* [TEXT SEGMENT]
"""

Notably, stateless API calls are a “blank slate,” Mayham explained. “The model doesn’t remember what it just did, what tools it called, or where it is in a multi-step workflow.”
While that’s fine for a chatbot answering one-off questions, it’s “completely inadequate” for real operational work, such as processing a customer claim that moves across five different systems, requires approvals, and takes hours or days to complete, he said.
New stateful capabilities give AI agents a persistent working memory so they can carry context across steps, maintain permissions, and interact with real enterprise tools without developers having to “duct-tape stateless API calls together,” said Mayham.
Further, the Bedrock foundation matters because it’s where many enterprise workloads already live, he noted. OpenAI and Amazon are meeting companies where they are, not asking them to rearchitect their security, governance, and compliance posture.
This makes sophisticated AI automation accessible to mid-market companies; they will no longer need a team of engineers to “build the plumbing from scratch,” he said.
Sanchit Vir Gogia, chief analyst at Greyhound Research, called stateful runtime environments “a control plane shift.” Stateless can be “elegant” for single interactions such as summarization, code assistance, drafting, or isolated tool invocation. But stateful environments give enterprises a “managed orchestration substrate,” he noted.

"""

* [INFORMATION PROVIDED]

"""

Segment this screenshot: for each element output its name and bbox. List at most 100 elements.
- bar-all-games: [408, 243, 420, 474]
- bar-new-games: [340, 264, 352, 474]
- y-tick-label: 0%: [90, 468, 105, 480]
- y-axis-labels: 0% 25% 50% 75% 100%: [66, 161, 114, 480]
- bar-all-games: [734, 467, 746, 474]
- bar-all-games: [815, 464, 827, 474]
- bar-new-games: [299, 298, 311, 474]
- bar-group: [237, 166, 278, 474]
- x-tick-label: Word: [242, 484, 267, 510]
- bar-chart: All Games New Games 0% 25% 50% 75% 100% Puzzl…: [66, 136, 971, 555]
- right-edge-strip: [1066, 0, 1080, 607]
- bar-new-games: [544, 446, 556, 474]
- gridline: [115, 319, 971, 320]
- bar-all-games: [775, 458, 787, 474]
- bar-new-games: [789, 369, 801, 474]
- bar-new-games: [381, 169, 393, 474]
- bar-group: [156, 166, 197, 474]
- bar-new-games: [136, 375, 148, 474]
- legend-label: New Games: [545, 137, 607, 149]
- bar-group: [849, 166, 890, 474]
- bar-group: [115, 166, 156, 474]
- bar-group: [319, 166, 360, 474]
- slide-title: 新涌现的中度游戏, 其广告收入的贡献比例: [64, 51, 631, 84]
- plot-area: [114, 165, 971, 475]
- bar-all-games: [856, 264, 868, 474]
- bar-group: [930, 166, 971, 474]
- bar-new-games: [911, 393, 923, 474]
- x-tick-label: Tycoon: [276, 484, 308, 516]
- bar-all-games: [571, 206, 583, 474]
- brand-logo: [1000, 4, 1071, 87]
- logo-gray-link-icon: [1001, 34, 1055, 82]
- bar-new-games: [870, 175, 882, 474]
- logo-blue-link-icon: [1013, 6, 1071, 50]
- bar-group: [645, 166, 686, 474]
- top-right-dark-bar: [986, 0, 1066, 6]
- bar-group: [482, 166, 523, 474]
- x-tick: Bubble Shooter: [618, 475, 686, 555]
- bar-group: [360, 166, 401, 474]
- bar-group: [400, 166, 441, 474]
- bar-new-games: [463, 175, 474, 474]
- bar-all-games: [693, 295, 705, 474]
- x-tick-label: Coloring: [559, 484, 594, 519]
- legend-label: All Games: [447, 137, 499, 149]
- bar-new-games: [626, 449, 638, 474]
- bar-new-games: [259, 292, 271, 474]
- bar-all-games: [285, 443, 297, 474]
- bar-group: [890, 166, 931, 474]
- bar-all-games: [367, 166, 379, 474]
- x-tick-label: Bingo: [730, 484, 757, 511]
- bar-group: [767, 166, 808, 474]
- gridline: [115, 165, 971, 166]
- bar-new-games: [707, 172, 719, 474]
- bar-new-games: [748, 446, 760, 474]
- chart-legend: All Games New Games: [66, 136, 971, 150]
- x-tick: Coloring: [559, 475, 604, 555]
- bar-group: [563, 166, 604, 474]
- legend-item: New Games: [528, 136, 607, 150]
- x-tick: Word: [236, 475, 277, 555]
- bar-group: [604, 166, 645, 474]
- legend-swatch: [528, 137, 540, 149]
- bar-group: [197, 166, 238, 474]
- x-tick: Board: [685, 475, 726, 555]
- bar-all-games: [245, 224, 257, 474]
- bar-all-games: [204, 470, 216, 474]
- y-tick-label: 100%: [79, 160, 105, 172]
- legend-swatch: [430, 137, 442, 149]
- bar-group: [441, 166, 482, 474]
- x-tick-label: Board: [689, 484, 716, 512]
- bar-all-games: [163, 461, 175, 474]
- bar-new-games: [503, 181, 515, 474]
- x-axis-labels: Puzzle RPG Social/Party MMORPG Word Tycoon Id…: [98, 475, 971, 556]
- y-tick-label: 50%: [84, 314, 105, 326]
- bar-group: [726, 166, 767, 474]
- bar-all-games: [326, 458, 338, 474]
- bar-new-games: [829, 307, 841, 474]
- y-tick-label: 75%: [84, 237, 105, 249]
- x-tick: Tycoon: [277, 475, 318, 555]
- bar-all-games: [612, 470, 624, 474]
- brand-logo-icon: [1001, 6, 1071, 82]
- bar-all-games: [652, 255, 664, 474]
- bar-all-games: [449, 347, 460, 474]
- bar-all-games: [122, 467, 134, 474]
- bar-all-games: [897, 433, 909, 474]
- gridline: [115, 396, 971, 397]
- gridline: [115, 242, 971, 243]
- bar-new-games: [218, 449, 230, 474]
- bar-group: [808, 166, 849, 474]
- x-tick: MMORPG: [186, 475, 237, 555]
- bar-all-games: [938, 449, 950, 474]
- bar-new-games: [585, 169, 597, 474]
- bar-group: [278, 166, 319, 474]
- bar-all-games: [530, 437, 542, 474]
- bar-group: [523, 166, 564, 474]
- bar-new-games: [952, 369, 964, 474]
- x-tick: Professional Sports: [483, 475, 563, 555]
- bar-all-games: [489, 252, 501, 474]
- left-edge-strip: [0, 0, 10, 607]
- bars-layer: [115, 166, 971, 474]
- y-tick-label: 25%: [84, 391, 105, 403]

"""

* [WORK TASK] In the text about stateful AI runtimes, what did Sanchit Vir Gogia call stateful runtime environments?

* [EXERCISE RESULT] He called them "a control plane shift."